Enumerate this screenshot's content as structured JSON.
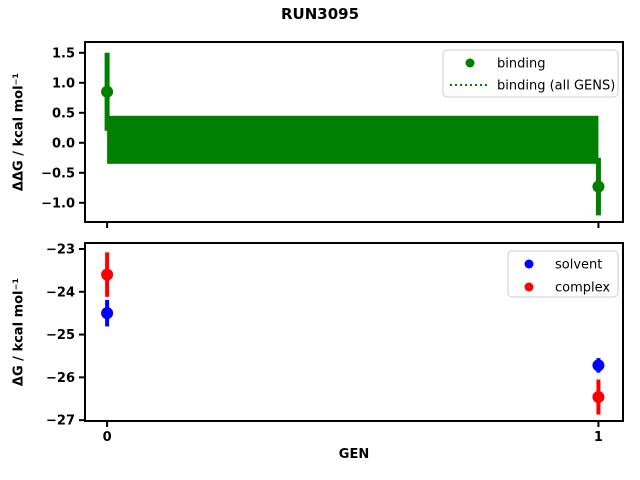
{
  "figure": {
    "title": "RUN3095",
    "background": "#ffffff"
  },
  "colors": {
    "binding": "#008000",
    "solvent": "#0000ff",
    "complex": "#ff0000",
    "axes": "#000000",
    "legend_border": "#cccccc"
  },
  "chart_data": [
    {
      "type": "scatter",
      "name": "ddg-subplot",
      "ylabel": "ΔΔG / kcal mol⁻¹",
      "xlabel": "",
      "xlim": [
        -0.045,
        1.05
      ],
      "ylim": [
        -1.32,
        1.68
      ],
      "xticks": [
        0,
        1
      ],
      "xticklabels": [],
      "yticks": [
        1.5,
        1.0,
        0.5,
        0.0,
        -0.5,
        -1.0
      ],
      "yticklabels": [
        "1.5",
        "1.0",
        "0.5",
        "0.0",
        "−0.5",
        "−1.0"
      ],
      "grid": false,
      "series": [
        {
          "name": "binding",
          "color": "#008000",
          "marker": "circle",
          "x": [
            0,
            1
          ],
          "y": [
            0.85,
            -0.73
          ],
          "yerr": [
            0.65,
            0.48
          ]
        }
      ],
      "band": {
        "name": "binding (all GENS)",
        "color": "#008000",
        "x": [
          0,
          1
        ],
        "lo": -0.35,
        "hi": 0.45,
        "center": 0.05,
        "line_style": "dotted"
      },
      "legend": {
        "position": "upper-right",
        "entries": [
          {
            "label": "binding",
            "glyph": "marker",
            "color": "#008000"
          },
          {
            "label": "binding (all GENS)",
            "glyph": "dotted-line",
            "color": "#008000"
          }
        ]
      }
    },
    {
      "type": "scatter",
      "name": "dg-subplot",
      "ylabel": "ΔG / kcal mol⁻¹",
      "xlabel": "GEN",
      "xlim": [
        -0.045,
        1.05
      ],
      "ylim": [
        -27.02,
        -22.86
      ],
      "xticks": [
        0,
        1
      ],
      "xticklabels": [
        "0",
        "1"
      ],
      "yticks": [
        -23,
        -24,
        -25,
        -26,
        -27
      ],
      "yticklabels": [
        "−23",
        "−24",
        "−25",
        "−26",
        "−27"
      ],
      "grid": false,
      "series": [
        {
          "name": "solvent",
          "color": "#0000ff",
          "marker": "circle",
          "x": [
            0,
            1
          ],
          "y": [
            -24.5,
            -25.72
          ],
          "yerr": [
            0.31,
            0.17
          ]
        },
        {
          "name": "complex",
          "color": "#ff0000",
          "marker": "circle",
          "x": [
            0,
            1
          ],
          "y": [
            -23.6,
            -26.46
          ],
          "yerr": [
            0.52,
            0.41
          ]
        }
      ],
      "legend": {
        "position": "upper-right",
        "entries": [
          {
            "label": "solvent",
            "glyph": "marker",
            "color": "#0000ff"
          },
          {
            "label": "complex",
            "glyph": "marker",
            "color": "#ff0000"
          }
        ]
      }
    }
  ]
}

● Task objective: Report the count of lines in the entries that contain the string "binding", and nothing besides it.

● Response: 5